# 200 gallon rimless glass thickness



## sl7rips (Apr 18, 2011)

I'm geting ready to build a 36x36x36 cube aquArium and I was wondering what glass thickness would be ok...


----------



## pistolpete (Dec 28, 2009)

That really depends on what you consider acceptable safety factors and deflection. I think 12mm (1/2 inch) would be minimum. 
3 feet is a very deep tank and IMO you are asking for trouble no matter what thickness you use. I'd very much recommend a welded angle iron rim top and bottom.


----------



## sl7rips (Apr 18, 2011)

Would it just be safer to step it down to a 32x32x32 witch would make it 142 gallons


----------



## BigDaddyK (Nov 6, 2006)

36" high demands 3/4" IMHO. 1/2" should not exceed 26"


----------



## sl7rips (Apr 18, 2011)

Thanks time to go get glass prices.


----------



## Chunkanese (Feb 4, 2011)

Atleast 3/4 inch. I still think a rim should be used, glass and silicone are strong but the weight and pressure could eventually lead to failure. I know all to well. Was once lifting a 3000 glass piece with a crane at work, it was a insulated piece, silicone failed from weight and piece sheared off. Got us scared, which was a good thing because a week later the crane snapped and 6000 lbs fell 3 feet from us where normal we would be standing a week before. Moral of the story, be careful, sometimes things don't work as expected.


----------



## BillD (May 17, 2005)

36" deep? How long are your arms?


----------



## DanniGirl (Jan 25, 2007)

#### [Task requirements]
1. In the aquarium glass thread, list each distinct username that appears in a post header, counting each one only once.
2. Write the next part of the aquarium glass thread, starting after its last header.
The lines after this point have no connection to the aquarium glass thread.

#### [Material provided]
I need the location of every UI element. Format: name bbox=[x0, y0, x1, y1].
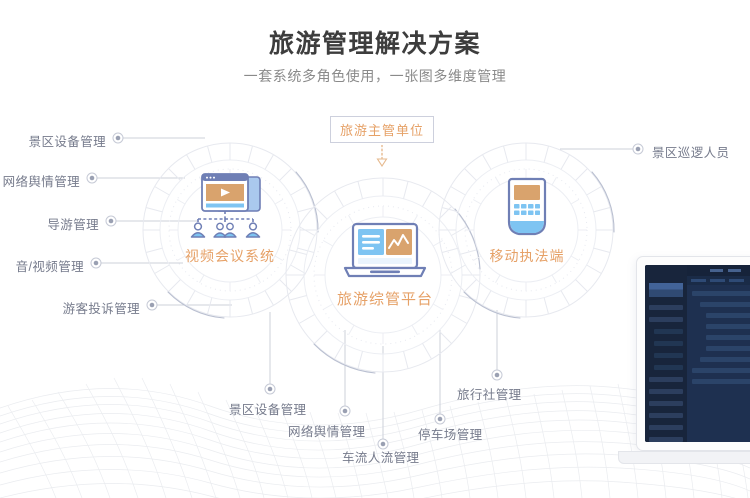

#### [Task-by-task outputs]
1. sl7rips, pistolpete, BigDaddyK, Chunkanese, BillD, DanniGirl

2.
Chunkanese said:


> I know all to well. Was once lifting a 3000 glass piece with a crane at work, it was a insulated piece, silicone failed from weight and piece sheared off. Got us scared, which was a good thing because a week later the crane snapped and 6000 lbs fell 3 feet from us where normal we would be standing a week before.


Wow, you were all lucky!


----------



## Chunkanese (Feb 4, 2011)

DanniGirl said:


> Chunkanese said:
> 
> 
> > I know all to well. Was once lifting a 3000 glass piece with a crane at work, it was a insulated piece, silicone failed from weight and piece sheared off. Got us scared, which was a good thing because a week later the crane snapped and 6000 lbs fell 3 feet from us where normal we would be standing a week before.
> ...


Yep it was me and my 2 friends, very lucky. We were pretty angry about the situation as they used faulty gear knowingly without telling us. Plant got closed down a month later, talk about karma. :thumb:

Sorry dont mean to hijack. Thats a good point, 36 inches deep, might need a scuba mask when your trying to catch a fish! 

What type of fish do you plan on housing in this, just out of curiousity?


----------



## RRasco (Aug 31, 2006)

My 110 is 30" tall. Not sure how thick the glass is, but it's pretty hefty. Probably leaning towards 3/4". And it is VERY hard for me to remove rocks or do much work in the tank. Especially since I am only 5'6".


----------



## Cunados (Apr 13, 2011)

My 150g is 30" tall and I HATE working on the bottom of the tank. I'm 6'2" and it's a PITA. Last tank I'll ever own that's this deep.


----------



## Coln (Dec 17, 2007)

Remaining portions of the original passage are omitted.